*Problem statement*.
Look below for the line with "What does this", and from there restate every line word for word until the entries end.

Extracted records
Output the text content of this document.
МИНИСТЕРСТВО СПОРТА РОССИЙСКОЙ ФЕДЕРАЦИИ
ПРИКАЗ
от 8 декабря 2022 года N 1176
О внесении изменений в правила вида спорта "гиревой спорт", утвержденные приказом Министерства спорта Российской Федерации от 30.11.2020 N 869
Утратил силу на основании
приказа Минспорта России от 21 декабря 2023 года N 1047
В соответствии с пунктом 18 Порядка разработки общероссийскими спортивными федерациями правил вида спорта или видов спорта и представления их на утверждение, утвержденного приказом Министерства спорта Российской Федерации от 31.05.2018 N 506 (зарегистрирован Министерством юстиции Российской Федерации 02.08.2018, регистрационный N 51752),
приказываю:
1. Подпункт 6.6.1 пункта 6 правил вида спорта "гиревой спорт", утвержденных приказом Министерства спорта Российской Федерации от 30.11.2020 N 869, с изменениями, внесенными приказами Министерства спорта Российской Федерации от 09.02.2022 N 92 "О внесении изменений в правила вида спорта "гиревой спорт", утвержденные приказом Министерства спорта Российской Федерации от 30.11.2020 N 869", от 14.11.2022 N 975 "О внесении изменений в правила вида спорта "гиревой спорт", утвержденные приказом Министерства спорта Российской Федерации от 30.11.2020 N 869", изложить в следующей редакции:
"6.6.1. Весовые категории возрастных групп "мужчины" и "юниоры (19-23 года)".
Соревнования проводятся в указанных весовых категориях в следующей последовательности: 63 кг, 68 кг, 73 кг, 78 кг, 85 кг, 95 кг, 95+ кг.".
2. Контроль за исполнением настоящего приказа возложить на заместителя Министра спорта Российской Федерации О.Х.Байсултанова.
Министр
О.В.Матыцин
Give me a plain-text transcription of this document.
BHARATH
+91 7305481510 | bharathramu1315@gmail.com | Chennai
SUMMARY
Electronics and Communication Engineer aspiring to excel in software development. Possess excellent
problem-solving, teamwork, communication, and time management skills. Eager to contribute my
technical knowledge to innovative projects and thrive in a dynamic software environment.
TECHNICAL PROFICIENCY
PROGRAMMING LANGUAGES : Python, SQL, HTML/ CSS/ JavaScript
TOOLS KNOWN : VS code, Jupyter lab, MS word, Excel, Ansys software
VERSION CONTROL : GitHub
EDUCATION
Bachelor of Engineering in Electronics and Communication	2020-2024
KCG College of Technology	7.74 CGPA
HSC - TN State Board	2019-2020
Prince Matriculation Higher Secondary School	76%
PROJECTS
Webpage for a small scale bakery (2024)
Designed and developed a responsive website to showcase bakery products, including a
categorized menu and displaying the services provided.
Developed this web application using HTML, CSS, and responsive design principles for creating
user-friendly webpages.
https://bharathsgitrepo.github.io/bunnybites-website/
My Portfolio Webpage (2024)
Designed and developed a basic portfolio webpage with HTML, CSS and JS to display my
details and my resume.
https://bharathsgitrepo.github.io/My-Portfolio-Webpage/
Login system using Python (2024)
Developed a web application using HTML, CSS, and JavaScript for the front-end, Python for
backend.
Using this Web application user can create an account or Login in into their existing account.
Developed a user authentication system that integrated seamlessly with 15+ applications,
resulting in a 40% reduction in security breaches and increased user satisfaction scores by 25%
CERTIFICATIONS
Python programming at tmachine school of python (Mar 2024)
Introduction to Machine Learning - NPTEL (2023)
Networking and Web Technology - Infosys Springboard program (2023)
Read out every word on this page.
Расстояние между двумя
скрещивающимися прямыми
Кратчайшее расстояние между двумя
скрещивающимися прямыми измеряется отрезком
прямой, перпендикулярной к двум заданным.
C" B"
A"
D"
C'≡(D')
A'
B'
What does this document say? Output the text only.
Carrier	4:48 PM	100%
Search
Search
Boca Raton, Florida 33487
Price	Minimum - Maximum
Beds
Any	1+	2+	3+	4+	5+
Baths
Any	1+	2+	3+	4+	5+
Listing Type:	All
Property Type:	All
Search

*Full answer*.
What does this document say? Output the text only.
Carrier	4:48 PM	100%
Search
Search
Boca Raton, Florida 33487
Price	Minimum - Maximum
Beds
Any	1+	2+	3+	4+	5+
Baths
Any	1+	2+	3+	4+	5+
Listing Type:	All
Property Type:	All
Search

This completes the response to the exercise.